#### Work instructions:
Write out, character for character, the lines of the listing below from the one holding "panel-splitter[interactable] — [409, 425, 412, 441]" through the one holding "folder-icon[interactable] — [1293, 171, 1311, 184]", including both of those lines.

#### Dataset entries:
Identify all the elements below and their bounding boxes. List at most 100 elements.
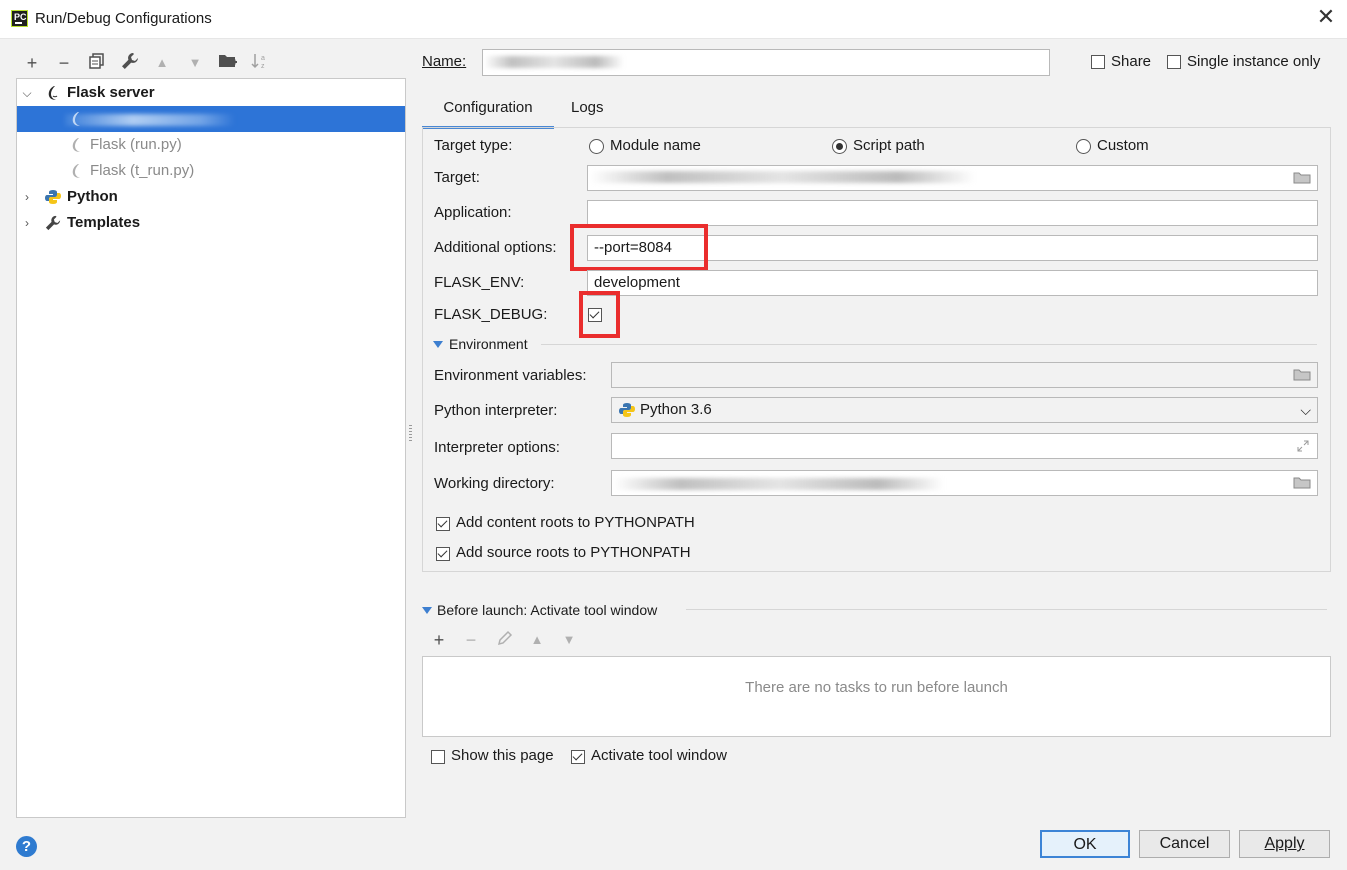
panel-splitter[interactable] — [409, 425, 412, 441]
activate-tool-window-label: Activate tool window — [591, 747, 727, 764]
flask-env-label: FLASK_ENV: — [434, 274, 525, 291]
folder-icon[interactable] — [1293, 171, 1311, 184]
single-instance-label: Single instance only — [1187, 53, 1321, 70]
add-source-roots-checkbox[interactable] — [436, 547, 450, 561]
target-label: Target: — [434, 169, 480, 186]
name-label: Name: — [422, 53, 467, 70]
edit-task-icon[interactable] — [494, 629, 516, 651]
show-this-page-label: Show this page — [451, 747, 554, 764]
tab-configuration[interactable]: Configuration — [422, 96, 554, 129]
ok-button[interactable]: OK — [1040, 830, 1130, 858]
env-vars-label: Environment variables: — [434, 367, 587, 384]
redacted-config-name — [65, 114, 235, 126]
add-icon[interactable]: + — [21, 52, 43, 74]
flask-env-input[interactable]: development — [587, 270, 1318, 296]
empty-tasks-message: There are no tasks to run before launch — [745, 679, 1008, 696]
chevron-right-icon[interactable]: › — [21, 184, 33, 204]
env-vars-input[interactable] — [611, 362, 1318, 388]
remove-icon[interactable]: − — [53, 52, 75, 74]
activate-tool-window-checkbox[interactable] — [571, 750, 585, 764]
tree-item-flask-t-run[interactable]: Flask (t_run.py) — [17, 158, 405, 184]
radio-custom[interactable] — [1076, 139, 1091, 154]
tree-node-python[interactable]: › Python — [17, 184, 405, 210]
new-folder-icon[interactable] — [217, 52, 239, 74]
wrench-icon[interactable] — [119, 52, 141, 74]
add-task-icon[interactable]: + — [428, 629, 450, 651]
folder-icon[interactable] — [1293, 476, 1311, 489]
move-task-up-icon[interactable]: ▲ — [526, 629, 548, 651]
flask-icon — [72, 164, 80, 178]
add-content-roots-checkbox[interactable] — [436, 517, 450, 531]
radio-script-path[interactable] — [832, 139, 847, 154]
chevron-right-icon[interactable]: › — [21, 210, 33, 230]
environment-section-title[interactable]: Environment — [449, 336, 528, 352]
chevron-down-icon[interactable]: ⌵ — [1300, 398, 1311, 422]
chevron-down-icon[interactable]: ⌵ — [21, 80, 33, 100]
tree-node-flask-server[interactable]: ⌵ Flask server — [17, 80, 405, 106]
move-up-icon[interactable]: ▲ — [151, 52, 173, 74]
add-content-roots-label: Add content roots to PYTHONPATH — [456, 514, 695, 531]
highlight-box-additional-options — [570, 224, 708, 271]
share-checkbox[interactable] — [1091, 55, 1105, 69]
close-icon[interactable]: ✕ — [1315, 6, 1337, 28]
tree-item-label: Flask (t_run.py) — [90, 162, 195, 179]
remove-task-icon[interactable]: − — [460, 629, 482, 651]
application-label: Application: — [434, 204, 512, 221]
collapse-triangle-icon[interactable] — [422, 607, 432, 614]
help-icon[interactable]: ? — [16, 836, 37, 857]
tree-label-templates: Templates — [67, 214, 141, 231]
expand-icon[interactable] — [1297, 440, 1309, 452]
additional-options-label: Additional options: — [434, 239, 557, 256]
section-divider — [541, 344, 1317, 345]
radio-script-path-label: Script path — [853, 137, 925, 154]
configuration-panel — [422, 127, 1331, 572]
share-label: Share — [1111, 53, 1152, 70]
tree-item-selected-config[interactable] — [17, 106, 405, 132]
flask-debug-label: FLASK_DEBUG: — [434, 306, 548, 323]
add-source-roots-label: Add source roots to PYTHONPATH — [456, 544, 691, 561]
folder-icon[interactable] — [1293, 368, 1311, 381]
python-interpreter-value: Python 3.6 — [640, 401, 712, 418]
python-interpreter-select[interactable]: Python 3.6 ⌵ — [611, 397, 1318, 423]
redacted-target — [590, 171, 975, 183]
highlight-box-flask-debug — [579, 291, 620, 338]
sort-icon[interactable]: az — [249, 52, 271, 74]
before-launch-title[interactable]: Before launch: Activate tool window — [437, 602, 657, 618]
application-input[interactable] — [587, 200, 1318, 226]
python-icon — [619, 403, 635, 417]
tree-item-label: Flask (run.py) — [90, 136, 182, 153]
tree-label-flask-server: Flask server — [67, 84, 155, 101]
tree-item-flask-run[interactable]: Flask (run.py) — [17, 132, 405, 158]
configuration-tree[interactable]: ⌵ Flask server Flask (run.py) Flask (t_r… — [16, 78, 406, 818]
show-this-page-checkbox[interactable] — [431, 750, 445, 764]
before-launch-task-list[interactable]: There are no tasks to run before launch — [422, 656, 1331, 737]
window-title: Run/Debug Configurations — [35, 10, 212, 27]
svg-text:a: a — [261, 55, 265, 62]
collapse-triangle-icon[interactable] — [433, 341, 443, 348]
flask-icon — [48, 86, 58, 100]
target-type-label: Target type: — [434, 137, 513, 154]
apply-button[interactable]: Apply — [1239, 830, 1330, 858]
interpreter-options-input[interactable] — [611, 433, 1318, 459]
radio-module-name[interactable] — [589, 139, 604, 154]
title-bar: PC Run/Debug Configurations ✕ — [0, 0, 1347, 39]
cancel-button[interactable]: Cancel — [1139, 830, 1230, 858]
python-interpreter-label: Python interpreter: — [434, 402, 558, 419]
copy-icon[interactable] — [86, 52, 108, 74]
redacted-name — [484, 56, 624, 68]
radio-module-name-label: Module name — [610, 137, 701, 154]
working-directory-label: Working directory: — [434, 475, 555, 492]
flask-icon — [72, 138, 80, 152]
pycharm-app-icon: PC — [11, 10, 28, 27]
tree-label-python: Python — [67, 188, 118, 205]
single-instance-checkbox[interactable] — [1167, 55, 1181, 69]
radio-custom-label: Custom — [1097, 137, 1149, 154]
move-task-down-icon[interactable]: ▼ — [558, 629, 580, 651]
section-divider — [686, 609, 1327, 610]
redacted-working-directory — [614, 478, 944, 490]
tab-logs[interactable]: Logs — [571, 96, 604, 126]
python-icon — [45, 190, 61, 204]
move-down-icon[interactable]: ▼ — [184, 52, 206, 74]
tree-node-templates[interactable]: › Templates — [17, 210, 405, 236]
interpreter-options-label: Interpreter options: — [434, 439, 560, 456]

#### Solution for this task:
panel-splitter[interactable] — [409, 425, 412, 441]
activate-tool-window-label: Activate tool window — [591, 747, 727, 764]
flask-env-label: FLASK_ENV: — [434, 274, 525, 291]
folder-icon[interactable] — [1293, 171, 1311, 184]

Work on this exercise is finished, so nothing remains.